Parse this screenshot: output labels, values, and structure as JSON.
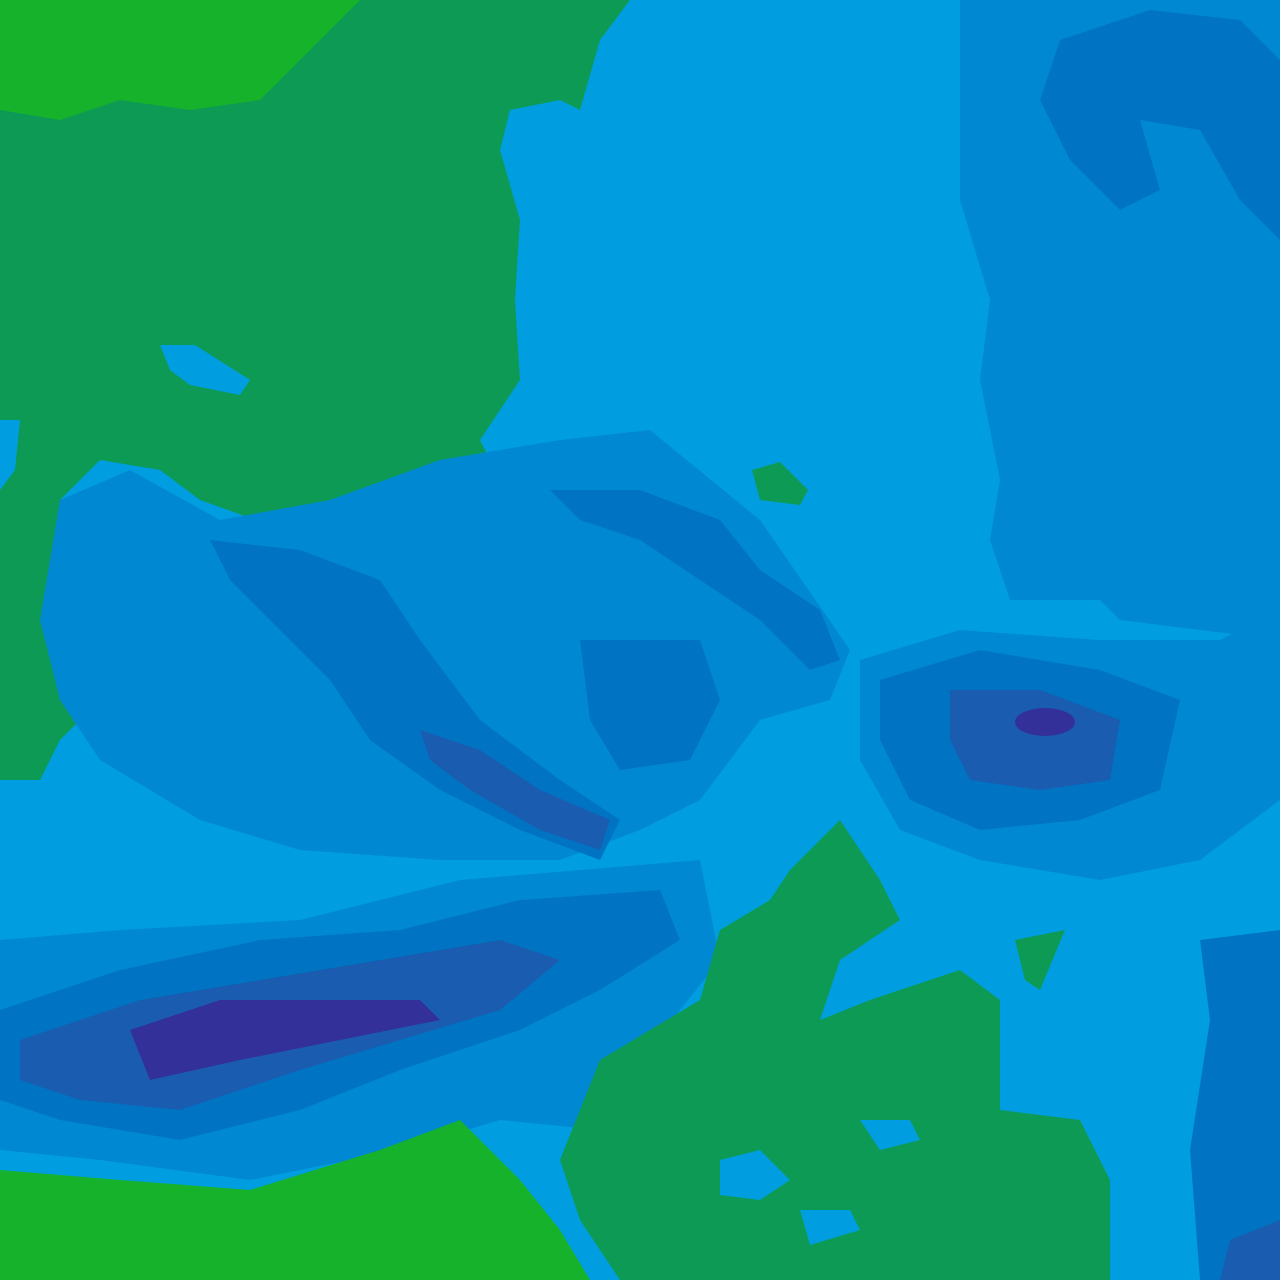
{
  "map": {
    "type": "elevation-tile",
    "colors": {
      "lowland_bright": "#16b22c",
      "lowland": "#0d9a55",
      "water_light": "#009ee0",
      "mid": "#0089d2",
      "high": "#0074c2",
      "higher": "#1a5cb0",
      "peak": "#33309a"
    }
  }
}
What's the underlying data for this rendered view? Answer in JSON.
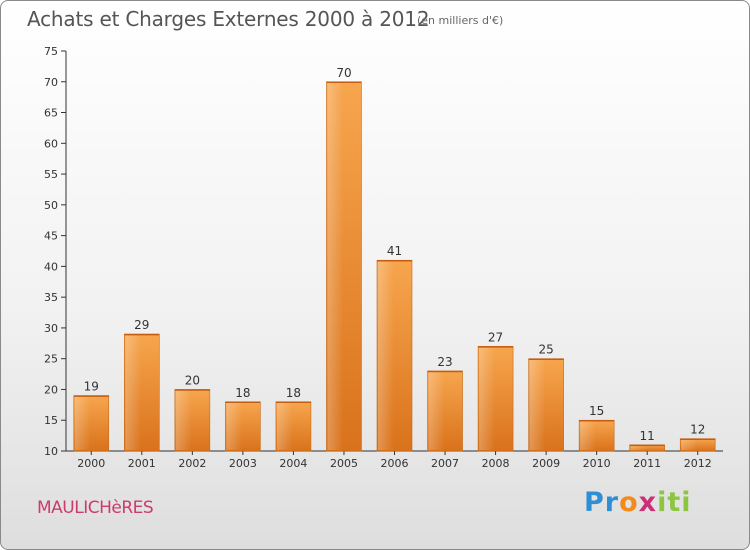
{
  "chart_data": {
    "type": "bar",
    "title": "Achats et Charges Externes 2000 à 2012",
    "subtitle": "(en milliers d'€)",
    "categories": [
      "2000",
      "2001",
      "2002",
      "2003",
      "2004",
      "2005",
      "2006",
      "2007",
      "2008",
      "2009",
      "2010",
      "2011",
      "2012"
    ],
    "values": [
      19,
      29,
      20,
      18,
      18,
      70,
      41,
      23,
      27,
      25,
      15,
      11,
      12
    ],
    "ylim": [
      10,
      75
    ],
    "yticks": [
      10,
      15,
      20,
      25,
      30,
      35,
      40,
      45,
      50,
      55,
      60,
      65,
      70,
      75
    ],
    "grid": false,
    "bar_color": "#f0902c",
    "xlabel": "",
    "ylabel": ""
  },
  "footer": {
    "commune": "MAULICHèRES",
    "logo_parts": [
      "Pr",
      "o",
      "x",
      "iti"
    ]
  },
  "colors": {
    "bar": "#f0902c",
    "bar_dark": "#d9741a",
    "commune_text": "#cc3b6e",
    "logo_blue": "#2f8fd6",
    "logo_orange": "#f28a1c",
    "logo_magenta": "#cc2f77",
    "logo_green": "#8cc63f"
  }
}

━━━━━━━━━━━━━━━━━━━━

TASK REQUIREMENTS:
Reproduce each entry verbatim, excluding any embedded images.

ANSWER IN FULL:
Parse this screenshot: output labels, values, and structure as JSON.
{
  "map": {
    "type": "elevation-tile",
    "colors": {
      "lowland_bright": "#16b22c",
      "lowland": "#0d9a55",
      "water_light": "#009ee0",
      "mid": "#0089d2",
      "high": "#0074c2",
      "higher": "#1a5cb0",
      "peak": "#33309a"
    }
  }
}
What's the underlying data for this rendered view? Answer in JSON.
{
  "chart_data": {
    "type": "bar",
    "title": "Achats et Charges Externes 2000 à 2012",
    "subtitle": "(en milliers d'€)",
    "categories": [
      "2000",
      "2001",
      "2002",
      "2003",
      "2004",
      "2005",
      "2006",
      "2007",
      "2008",
      "2009",
      "2010",
      "2011",
      "2012"
    ],
    "values": [
      19,
      29,
      20,
      18,
      18,
      70,
      41,
      23,
      27,
      25,
      15,
      11,
      12
    ],
    "ylim": [
      10,
      75
    ],
    "yticks": [
      10,
      15,
      20,
      25,
      30,
      35,
      40,
      45,
      50,
      55,
      60,
      65,
      70,
      75
    ],
    "grid": false,
    "bar_color": "#f0902c",
    "xlabel": "",
    "ylabel": ""
  },
  "footer": {
    "commune": "MAULICHèRES",
    "logo_parts": [
      "Pr",
      "o",
      "x",
      "iti"
    ]
  },
  "colors": {
    "bar": "#f0902c",
    "bar_dark": "#d9741a",
    "commune_text": "#cc3b6e",
    "logo_blue": "#2f8fd6",
    "logo_orange": "#f28a1c",
    "logo_magenta": "#cc2f77",
    "logo_green": "#8cc63f"
  }
}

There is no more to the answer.